[Stored data]
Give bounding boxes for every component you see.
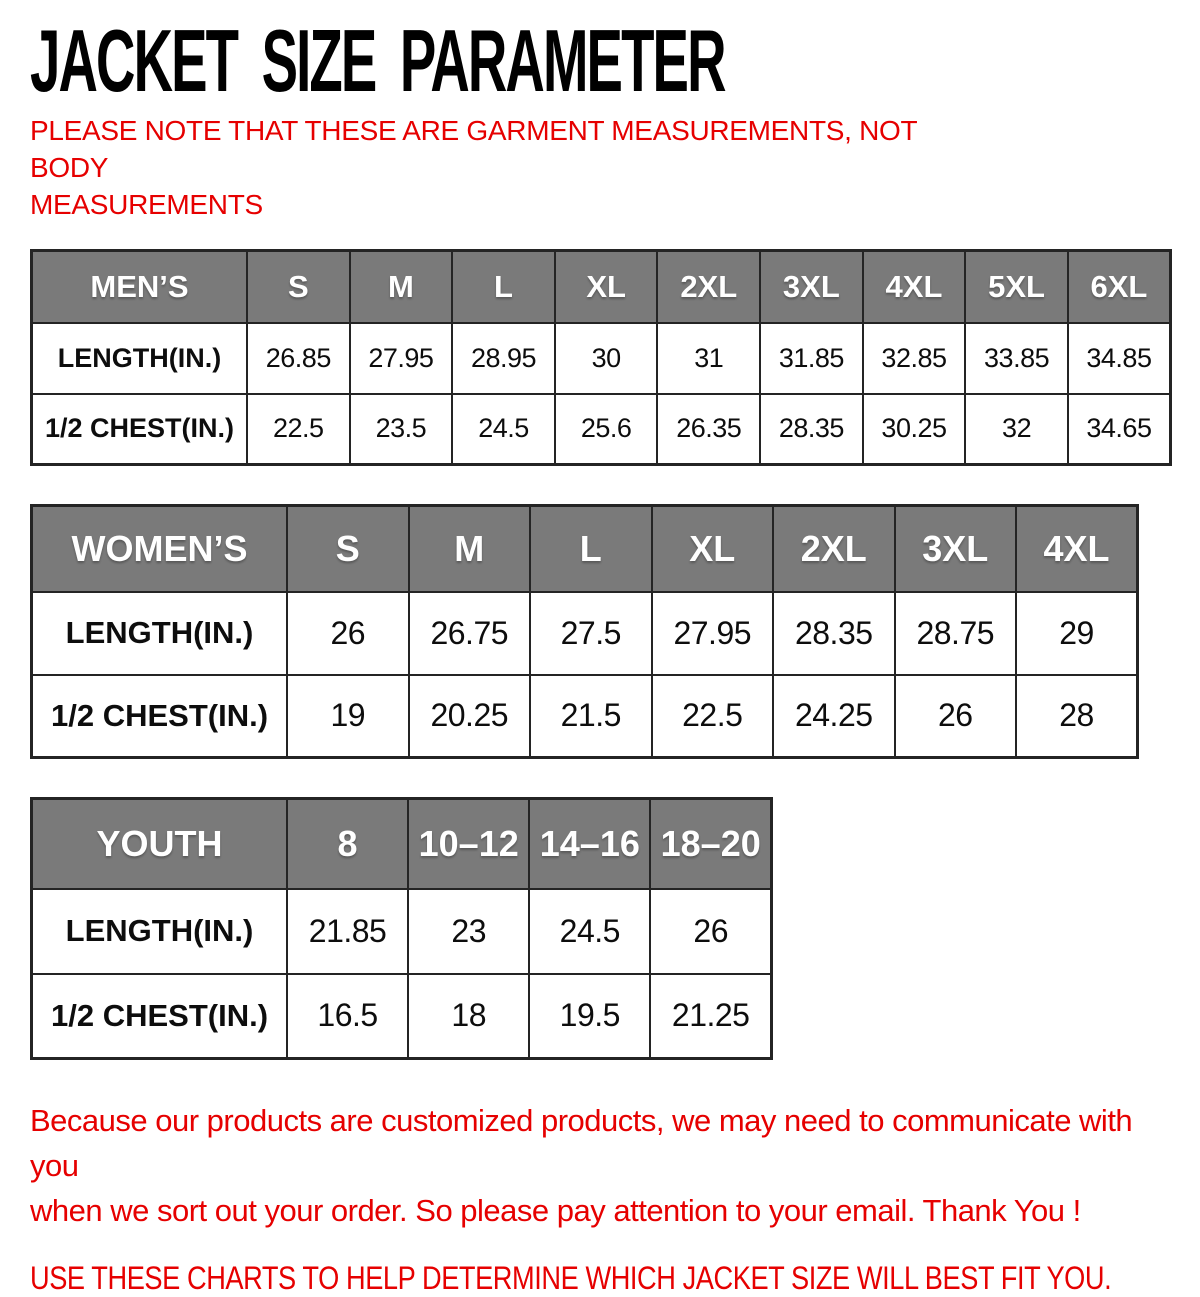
size-column-header: XL: [650, 504, 774, 593]
measurement-value: 27.5: [529, 590, 653, 676]
size-column-header: 2XL: [772, 504, 896, 593]
measurement-value: 34.65: [1066, 392, 1172, 466]
measurement-row-label: 1/2 CHEST(IN.): [30, 972, 288, 1060]
size-column-header: XL: [553, 249, 659, 324]
garment-measurement-note-line1: PLEASE NOTE THAT THESE ARE GARMENT MEASU…: [30, 115, 917, 183]
measurement-value: 25.6: [553, 392, 659, 466]
measurement-value: 18: [407, 972, 531, 1060]
measurement-value: 24.5: [451, 392, 556, 466]
measurement-value: 30.25: [861, 392, 967, 466]
size-table-mens: MEN’S S M L XL 2XL 3XL 4XL 5XL 6XL LENGTH(IN.) 26.8…: [30, 249, 1172, 466]
measurement-row: 1/2 CHEST(IN.) 22.5 23.5 24.5 25.6 26.35 28.35…: [30, 392, 1172, 466]
measurement-value: 24.25: [772, 673, 896, 759]
garment-measurement-note: PLEASE NOTE THAT THESE ARE GARMENT MEASU…: [30, 112, 990, 223]
measurement-value: 27.95: [650, 590, 774, 676]
measurement-value: 26.35: [656, 392, 762, 466]
garment-measurement-note-line2: MEASUREMENTS: [30, 189, 263, 220]
measurement-value: 29: [1015, 590, 1139, 676]
size-table-header-row: MEN’S S M L XL 2XL 3XL 4XL 5XL 6XL: [30, 249, 1172, 324]
size-column-header: 18–20: [649, 797, 773, 890]
measurement-value: 21.5: [529, 673, 653, 759]
measurement-value: 20.25: [407, 673, 531, 759]
measurement-row-label: LENGTH(IN.): [30, 887, 288, 975]
size-column-header: S: [286, 504, 410, 593]
size-table-header-row: YOUTH 8 10–12 14–16 18–20: [30, 797, 773, 890]
measurement-value: 22.5: [650, 673, 774, 759]
measurement-value: 28.75: [893, 590, 1017, 676]
size-column-header: L: [451, 249, 556, 324]
measurement-value: 26.85: [246, 321, 351, 395]
measurement-row-label: LENGTH(IN.): [30, 321, 248, 395]
usage-note: USE THESE CHARTS TO HELP DETERMINE WHICH…: [30, 1260, 1112, 1296]
size-column-header: 3XL: [759, 249, 864, 324]
size-column-header: 6XL: [1066, 249, 1172, 324]
measurement-row-label: 1/2 CHEST(IN.): [30, 392, 248, 466]
measurement-value: 28: [1015, 673, 1139, 759]
size-column-header: 3XL: [893, 504, 1017, 593]
size-column-header: 8: [285, 797, 410, 890]
measurement-row-label: LENGTH(IN.): [30, 590, 288, 676]
measurement-value: 22.5: [246, 392, 351, 466]
customization-note: Because our products are customized prod…: [30, 1098, 1170, 1233]
size-column-header: S: [246, 249, 351, 324]
measurement-value: 28.95: [451, 321, 556, 395]
size-column-header: 10–12: [407, 797, 531, 890]
size-column-header: L: [529, 504, 653, 593]
measurement-value: 24.5: [528, 887, 652, 975]
size-table-youth: YOUTH 8 10–12 14–16 18–20 LENGTH(IN.) 21.85 23 2…: [30, 797, 773, 1060]
measurement-value: 32: [964, 392, 1069, 466]
measurement-row: 1/2 CHEST(IN.) 16.5 18 19.5 21.25: [30, 972, 773, 1060]
size-tables-container: MEN’S S M L XL 2XL 3XL 4XL 5XL 6XL LENGTH(IN.) 26.8…: [30, 249, 1200, 1060]
customization-note-line1: Because our products are customized prod…: [30, 1103, 1133, 1183]
measurement-value: 23.5: [348, 392, 454, 466]
measurement-value: 31: [656, 321, 762, 395]
size-column-header: M: [407, 504, 531, 593]
measurement-row: LENGTH(IN.) 26 26.75 27.5 27.95 28.35 28.75 29: [30, 590, 1139, 676]
measurement-value: 28.35: [759, 392, 864, 466]
measurement-value: 16.5: [285, 972, 410, 1060]
measurement-value: 23: [407, 887, 531, 975]
measurement-value: 21.85: [285, 887, 410, 975]
measurement-value: 26.75: [407, 590, 531, 676]
customization-note-line2: when we sort out your order. So please p…: [30, 1193, 1081, 1228]
measurement-value: 19: [286, 673, 410, 759]
measurement-value: 27.95: [348, 321, 454, 395]
measurement-value: 19.5: [528, 972, 652, 1060]
measurement-value: 33.85: [964, 321, 1069, 395]
table-title-cell: WOMEN’S: [30, 504, 288, 593]
measurement-value: 26: [893, 673, 1017, 759]
table-title-cell: MEN’S: [30, 249, 248, 324]
size-column-header: 4XL: [1015, 504, 1139, 593]
table-title-cell: YOUTH: [30, 797, 288, 890]
measurement-value: 30: [553, 321, 659, 395]
size-column-header: 5XL: [964, 249, 1069, 324]
size-column-header: 2XL: [656, 249, 762, 324]
measurement-value: 31.85: [759, 321, 864, 395]
measurement-row: 1/2 CHEST(IN.) 19 20.25 21.5 22.5 24.25 26 28: [30, 673, 1139, 759]
measurement-value: 26: [649, 887, 773, 975]
measurement-value: 34.85: [1066, 321, 1172, 395]
size-column-header: 4XL: [861, 249, 967, 324]
size-column-header: M: [348, 249, 454, 324]
measurement-value: 26: [286, 590, 410, 676]
measurement-row: LENGTH(IN.) 21.85 23 24.5 26: [30, 887, 773, 975]
size-column-header: 14–16: [528, 797, 652, 890]
size-table-header-row: WOMEN’S S M L XL 2XL 3XL 4XL: [30, 504, 1139, 593]
measurement-value: 28.35: [772, 590, 896, 676]
measurement-row: LENGTH(IN.) 26.85 27.95 28.95 30 31 31.85 32.85…: [30, 321, 1172, 395]
size-table-womens: WOMEN’S S M L XL 2XL 3XL 4XL LENGTH(IN.) 26 26.75 2…: [30, 504, 1139, 759]
measurement-value: 32.85: [861, 321, 967, 395]
measurement-row-label: 1/2 CHEST(IN.): [30, 673, 288, 759]
page-title: JACKET SIZE PARAMETER: [30, 11, 726, 110]
measurement-value: 21.25: [649, 972, 773, 1060]
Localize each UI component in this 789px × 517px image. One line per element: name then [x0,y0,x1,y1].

- Exercise instructions:
Copy out every line of the entries above word for word, leaving out the pictures.

- Task answer:
Give bounding boxes for every component you see.
size-column-header: XL: [650, 504, 774, 593]
measurement-value: 27.5: [529, 590, 653, 676]
size-column-header: 2XL: [772, 504, 896, 593]
measurement-value: 34.65: [1066, 392, 1172, 466]
measurement-row-label: 1/2 CHEST(IN.): [30, 972, 288, 1060]
size-column-header: XL: [553, 249, 659, 324]
garment-measurement-note-line1: PLEASE NOTE THAT THESE ARE GARMENT MEASU…: [30, 115, 917, 183]
measurement-value: 25.6: [553, 392, 659, 466]
measurement-value: 18: [407, 972, 531, 1060]
measurement-value: 24.5: [451, 392, 556, 466]
measurement-value: 30.25: [861, 392, 967, 466]
size-table-mens: MEN’S S M L XL 2XL 3XL 4XL 5XL 6XL LENGTH(IN.) 26.8…: [30, 249, 1172, 466]
measurement-row: 1/2 CHEST(IN.) 22.5 23.5 24.5 25.6 26.35 28.35…: [30, 392, 1172, 466]
measurement-value: 24.25: [772, 673, 896, 759]
garment-measurement-note: PLEASE NOTE THAT THESE ARE GARMENT MEASU…: [30, 112, 990, 223]
measurement-value: 27.95: [650, 590, 774, 676]
measurement-value: 26.35: [656, 392, 762, 466]
garment-measurement-note-line2: MEASUREMENTS: [30, 189, 263, 220]
measurement-value: 29: [1015, 590, 1139, 676]
size-table-header-row: MEN’S S M L XL 2XL 3XL 4XL 5XL 6XL: [30, 249, 1172, 324]
size-column-header: 18–20: [649, 797, 773, 890]
measurement-value: 21.5: [529, 673, 653, 759]
measurement-value: 20.25: [407, 673, 531, 759]
measurement-row-label: LENGTH(IN.): [30, 887, 288, 975]
size-column-header: S: [286, 504, 410, 593]
size-table-header-row: YOUTH 8 10–12 14–16 18–20: [30, 797, 773, 890]
measurement-value: 22.5: [650, 673, 774, 759]
measurement-value: 28.75: [893, 590, 1017, 676]
size-column-header: L: [451, 249, 556, 324]
measurement-value: 26.85: [246, 321, 351, 395]
measurement-row-label: LENGTH(IN.): [30, 321, 248, 395]
usage-note: USE THESE CHARTS TO HELP DETERMINE WHICH…: [30, 1260, 1112, 1296]
size-column-header: 3XL: [759, 249, 864, 324]
size-column-header: 6XL: [1066, 249, 1172, 324]
measurement-row-label: 1/2 CHEST(IN.): [30, 392, 248, 466]
measurement-value: 28: [1015, 673, 1139, 759]
size-column-header: 3XL: [893, 504, 1017, 593]
size-column-header: 8: [285, 797, 410, 890]
measurement-row-label: LENGTH(IN.): [30, 590, 288, 676]
measurement-value: 22.5: [246, 392, 351, 466]
customization-note: Because our products are customized prod…: [30, 1098, 1170, 1233]
size-column-header: S: [246, 249, 351, 324]
measurement-value: 28.95: [451, 321, 556, 395]
size-column-header: 10–12: [407, 797, 531, 890]
size-column-header: L: [529, 504, 653, 593]
measurement-value: 24.5: [528, 887, 652, 975]
size-table-youth: YOUTH 8 10–12 14–16 18–20 LENGTH(IN.) 21.85 23 2…: [30, 797, 773, 1060]
measurement-value: 32: [964, 392, 1069, 466]
measurement-row: 1/2 CHEST(IN.) 16.5 18 19.5 21.25: [30, 972, 773, 1060]
size-tables-container: MEN’S S M L XL 2XL 3XL 4XL 5XL 6XL LENGTH(IN.) 26.8…: [30, 249, 1200, 1060]
customization-note-line1: Because our products are customized prod…: [30, 1103, 1133, 1183]
measurement-value: 23.5: [348, 392, 454, 466]
measurement-value: 31: [656, 321, 762, 395]
size-column-header: M: [407, 504, 531, 593]
measurement-row: LENGTH(IN.) 26 26.75 27.5 27.95 28.35 28.75 29: [30, 590, 1139, 676]
measurement-value: 28.35: [759, 392, 864, 466]
measurement-value: 16.5: [285, 972, 410, 1060]
measurement-value: 23: [407, 887, 531, 975]
measurement-value: 21.85: [285, 887, 410, 975]
measurement-value: 26.75: [407, 590, 531, 676]
customization-note-line2: when we sort out your order. So please p…: [30, 1193, 1081, 1228]
measurement-value: 19: [286, 673, 410, 759]
measurement-value: 27.95: [348, 321, 454, 395]
measurement-value: 19.5: [528, 972, 652, 1060]
measurement-value: 33.85: [964, 321, 1069, 395]
table-title-cell: WOMEN’S: [30, 504, 288, 593]
measurement-value: 26: [893, 673, 1017, 759]
table-title-cell: MEN’S: [30, 249, 248, 324]
size-column-header: 4XL: [1015, 504, 1139, 593]
table-title-cell: YOUTH: [30, 797, 288, 890]
measurement-value: 30: [553, 321, 659, 395]
size-column-header: 5XL: [964, 249, 1069, 324]
size-column-header: 2XL: [656, 249, 762, 324]
measurement-value: 31.85: [759, 321, 864, 395]
measurement-row: 1/2 CHEST(IN.) 19 20.25 21.5 22.5 24.25 26 28: [30, 673, 1139, 759]
measurement-value: 26: [649, 887, 773, 975]
measurement-value: 34.85: [1066, 321, 1172, 395]
size-column-header: 4XL: [861, 249, 967, 324]
size-column-header: M: [348, 249, 454, 324]
measurement-value: 26: [286, 590, 410, 676]
measurement-row: LENGTH(IN.) 21.85 23 24.5 26: [30, 887, 773, 975]
size-column-header: 14–16: [528, 797, 652, 890]
size-table-header-row: WOMEN’S S M L XL 2XL 3XL 4XL: [30, 504, 1139, 593]
measurement-value: 28.35: [772, 590, 896, 676]
measurement-row: LENGTH(IN.) 26.85 27.95 28.95 30 31 31.85 32.85…: [30, 321, 1172, 395]
size-table-womens: WOMEN’S S M L XL 2XL 3XL 4XL LENGTH(IN.) 26 26.75 2…: [30, 504, 1139, 759]
measurement-value: 32.85: [861, 321, 967, 395]
measurement-row-label: 1/2 CHEST(IN.): [30, 673, 288, 759]
page-title: JACKET SIZE PARAMETER: [30, 11, 726, 110]
measurement-value: 21.25: [649, 972, 773, 1060]
Localize each UI component in this 789px × 517px image. One line per element: name then [x0,y0,x1,y1].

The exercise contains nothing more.